• _WHAT YOU WILL DO_
Your task is to extract every line from the material below exactly.

• _DATA LISTING_
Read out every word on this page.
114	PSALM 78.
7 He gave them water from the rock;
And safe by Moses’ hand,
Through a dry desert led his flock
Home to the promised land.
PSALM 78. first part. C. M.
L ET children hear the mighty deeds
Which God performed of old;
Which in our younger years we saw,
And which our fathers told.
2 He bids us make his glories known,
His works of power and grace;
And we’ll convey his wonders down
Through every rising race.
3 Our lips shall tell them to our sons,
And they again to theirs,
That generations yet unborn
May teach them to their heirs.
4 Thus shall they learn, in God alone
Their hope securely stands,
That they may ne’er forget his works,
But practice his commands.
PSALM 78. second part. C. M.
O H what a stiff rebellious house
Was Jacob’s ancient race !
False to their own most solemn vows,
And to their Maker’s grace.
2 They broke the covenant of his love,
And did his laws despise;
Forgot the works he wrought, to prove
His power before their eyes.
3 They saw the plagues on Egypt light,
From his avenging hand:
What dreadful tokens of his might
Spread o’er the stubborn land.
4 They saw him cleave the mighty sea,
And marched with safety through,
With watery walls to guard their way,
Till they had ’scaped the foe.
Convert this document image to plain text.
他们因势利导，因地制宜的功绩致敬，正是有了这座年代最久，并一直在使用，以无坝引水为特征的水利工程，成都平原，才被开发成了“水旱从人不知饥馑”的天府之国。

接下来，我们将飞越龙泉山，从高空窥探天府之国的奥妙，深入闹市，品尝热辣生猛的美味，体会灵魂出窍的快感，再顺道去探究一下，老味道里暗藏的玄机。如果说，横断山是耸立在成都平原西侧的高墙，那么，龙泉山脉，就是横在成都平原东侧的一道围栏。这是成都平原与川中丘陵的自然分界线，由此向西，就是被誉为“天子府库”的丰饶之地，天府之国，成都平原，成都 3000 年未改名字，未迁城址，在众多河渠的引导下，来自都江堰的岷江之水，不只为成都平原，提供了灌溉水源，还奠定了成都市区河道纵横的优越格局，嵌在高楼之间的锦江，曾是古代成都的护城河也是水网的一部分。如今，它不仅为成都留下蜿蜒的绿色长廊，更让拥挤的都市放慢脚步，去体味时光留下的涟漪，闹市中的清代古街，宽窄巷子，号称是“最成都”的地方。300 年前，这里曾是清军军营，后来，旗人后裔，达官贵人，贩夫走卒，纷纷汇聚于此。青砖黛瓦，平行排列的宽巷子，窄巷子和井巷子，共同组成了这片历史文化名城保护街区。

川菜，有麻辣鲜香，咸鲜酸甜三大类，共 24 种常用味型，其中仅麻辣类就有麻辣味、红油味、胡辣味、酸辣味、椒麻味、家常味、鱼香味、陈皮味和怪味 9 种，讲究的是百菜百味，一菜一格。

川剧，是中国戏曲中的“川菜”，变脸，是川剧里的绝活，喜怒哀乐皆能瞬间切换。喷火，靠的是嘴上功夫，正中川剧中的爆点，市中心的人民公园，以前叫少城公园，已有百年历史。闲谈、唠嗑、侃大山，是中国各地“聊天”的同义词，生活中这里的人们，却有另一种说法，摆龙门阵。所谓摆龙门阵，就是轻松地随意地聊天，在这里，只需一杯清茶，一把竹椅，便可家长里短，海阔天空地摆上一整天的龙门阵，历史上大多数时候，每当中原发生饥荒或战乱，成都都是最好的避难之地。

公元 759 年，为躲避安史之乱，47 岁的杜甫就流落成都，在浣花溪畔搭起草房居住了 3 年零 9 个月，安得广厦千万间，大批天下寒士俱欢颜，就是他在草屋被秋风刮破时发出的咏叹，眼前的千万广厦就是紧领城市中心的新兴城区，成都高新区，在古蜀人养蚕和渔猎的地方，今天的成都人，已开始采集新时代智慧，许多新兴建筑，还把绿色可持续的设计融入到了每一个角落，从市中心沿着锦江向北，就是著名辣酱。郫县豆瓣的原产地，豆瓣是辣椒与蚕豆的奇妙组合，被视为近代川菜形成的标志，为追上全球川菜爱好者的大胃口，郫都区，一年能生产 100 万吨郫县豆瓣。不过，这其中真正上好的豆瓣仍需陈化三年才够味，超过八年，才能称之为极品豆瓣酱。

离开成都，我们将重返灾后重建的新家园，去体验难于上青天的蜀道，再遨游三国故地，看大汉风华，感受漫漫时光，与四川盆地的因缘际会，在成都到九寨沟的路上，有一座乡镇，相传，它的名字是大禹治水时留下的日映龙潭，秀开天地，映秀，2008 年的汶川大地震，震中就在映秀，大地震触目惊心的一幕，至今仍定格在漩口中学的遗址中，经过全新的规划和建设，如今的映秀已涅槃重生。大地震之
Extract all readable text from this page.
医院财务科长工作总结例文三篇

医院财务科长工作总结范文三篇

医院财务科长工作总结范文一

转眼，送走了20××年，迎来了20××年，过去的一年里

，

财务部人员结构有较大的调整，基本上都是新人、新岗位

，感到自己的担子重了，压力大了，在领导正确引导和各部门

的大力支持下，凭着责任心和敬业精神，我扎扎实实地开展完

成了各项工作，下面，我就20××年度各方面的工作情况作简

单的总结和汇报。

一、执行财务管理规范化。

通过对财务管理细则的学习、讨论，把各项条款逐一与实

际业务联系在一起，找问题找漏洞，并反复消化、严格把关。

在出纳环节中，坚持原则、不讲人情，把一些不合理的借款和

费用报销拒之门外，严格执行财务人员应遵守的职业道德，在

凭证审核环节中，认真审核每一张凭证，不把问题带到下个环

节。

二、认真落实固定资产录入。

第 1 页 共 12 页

• _PROBLEM SOLUTION_
Read out every word on this page.
114	PSALM 78.
7 He gave them water from the rock;
And safe by Moses’ hand,
Through a dry desert led his flock
Home to the promised land.
PSALM 78. first part. C. M.
L ET children hear the mighty deeds
Which God performed of old;
Which in our younger years we saw,
And which our fathers told.
2 He bids us make his glories known,
His works of power and grace;
And we’ll convey his wonders down
Through every rising race.
3 Our lips shall tell them to our sons,
And they again to theirs,
That generations yet unborn
May teach them to their heirs.
4 Thus shall they learn, in God alone
Their hope securely stands,
That they may ne’er forget his works,
But practice his commands.
PSALM 78. second part. C. M.
O H what a stiff rebellious house
Was Jacob’s ancient race !
False to their own most solemn vows,
And to their Maker’s grace.
2 They broke the covenant of his love,
And did his laws despise;
Forgot the works he wrought, to prove
His power before their eyes.
3 They saw the plagues on Egypt light,
From his avenging hand:
What dreadful tokens of his might
Spread o’er the stubborn land.
4 They saw him cleave the mighty sea,
And marched with safety through,
With watery walls to guard their way,
Till they had ’scaped the foe.
Convert this document image to plain text.
他们因势利导，因地制宜的功绩致敬，正是有了这座年代最久，并一直在使用，以无坝引水为特征的水利工程，成都平原，才被开发成了“水旱从人不知饥馑”的天府之国。

接下来，我们将飞越龙泉山，从高空窥探天府之国的奥妙，深入闹市，品尝热辣生猛的美味，体会灵魂出窍的快感，再顺道去探究一下，老味道里暗藏的玄机。如果说，横断山是耸立在成都平原西侧的高墙，那么，龙泉山脉，就是横在成都平原东侧的一道围栏。这是成都平原与川中丘陵的自然分界线，由此向西，就是被誉为“天子府库”的丰饶之地，天府之国，成都平原，成都 3000 年未改名字，未迁城址，在众多河渠的引导下，来自都江堰的岷江之水，不只为成都平原，提供了灌溉水源，还奠定了成都市区河道纵横的优越格局，嵌在高楼之间的锦江，曾是古代成都的护城河也是水网的一部分。如今，它不仅为成都留下蜿蜒的绿色长廊，更让拥挤的都市放慢脚步，去体味时光留下的涟漪，闹市中的清代古街，宽窄巷子，号称是“最成都”的地方。300 年前，这里曾是清军军营，后来，旗人后裔，达官贵人，贩夫走卒，纷纷汇聚于此。青砖黛瓦，平行排列的宽巷子，窄巷子和井巷子，共同组成了这片历史文化名城保护街区。

川菜，有麻辣鲜香，咸鲜酸甜三大类，共 24 种常用味型，其中仅麻辣类就有麻辣味、红油味、胡辣味、酸辣味、椒麻味、家常味、鱼香味、陈皮味和怪味 9 种，讲究的是百菜百味，一菜一格。

川剧，是中国戏曲中的“川菜”，变脸，是川剧里的绝活，喜怒哀乐皆能瞬间切换。喷火，靠的是嘴上功夫，正中川剧中的爆点，市中心的人民公园，以前叫少城公园，已有百年历史。闲谈、唠嗑、侃大山，是中国各地“聊天”的同义词，生活中这里的人们，却有另一种说法，摆龙门阵。所谓摆龙门阵，就是轻松地随意地聊天，在这里，只需一杯清茶，一把竹椅，便可家长里短，海阔天空地摆上一整天的龙门阵，历史上大多数时候，每当中原发生饥荒或战乱，成都都是最好的避难之地。

公元 759 年，为躲避安史之乱，47 岁的杜甫就流落成都，在浣花溪畔搭起草房居住了 3 年零 9 个月，安得广厦千万间，大批天下寒士俱欢颜，就是他在草屋被秋风刮破时发出的咏叹，眼前的千万广厦就是紧领城市中心的新兴城区，成都高新区，在古蜀人养蚕和渔猎的地方，今天的成都人，已开始采集新时代智慧，许多新兴建筑，还把绿色可持续的设计融入到了每一个角落，从市中心沿着锦江向北，就是著名辣酱。郫县豆瓣的原产地，豆瓣是辣椒与蚕豆的奇妙组合，被视为近代川菜形成的标志，为追上全球川菜爱好者的大胃口，郫都区，一年能生产 100 万吨郫县豆瓣。不过，这其中真正上好的豆瓣仍需陈化三年才够味，超过八年，才能称之为极品豆瓣酱。

离开成都，我们将重返灾后重建的新家园，去体验难于上青天的蜀道，再遨游三国故地，看大汉风华，感受漫漫时光，与四川盆地的因缘际会，在成都到九寨沟的路上，有一座乡镇，相传，它的名字是大禹治水时留下的日映龙潭，秀开天地，映秀，2008 年的汶川大地震，震中就在映秀，大地震触目惊心的一幕，至今仍定格在漩口中学的遗址中，经过全新的规划和建设，如今的映秀已涅槃重生。大地震之
Extract all readable text from this page.
医院财务科长工作总结例文三篇

医院财务科长工作总结范文三篇

医院财务科长工作总结范文一

转眼，送走了20××年，迎来了20××年，过去的一年里

，

财务部人员结构有较大的调整，基本上都是新人、新岗位

，感到自己的担子重了，压力大了，在领导正确引导和各部门

的大力支持下，凭着责任心和敬业精神，我扎扎实实地开展完

成了各项工作，下面，我就20××年度各方面的工作情况作简

单的总结和汇报。

一、执行财务管理规范化。

通过对财务管理细则的学习、讨论，把各项条款逐一与实

际业务联系在一起，找问题找漏洞，并反复消化、严格把关。

在出纳环节中，坚持原则、不讲人情，把一些不合理的借款和

费用报销拒之门外，严格执行财务人员应遵守的职业道德，在

凭证审核环节中，认真审核每一张凭证，不把问题带到下个环

节。

二、认真落实固定资产录入。

第 1 页 共 12 页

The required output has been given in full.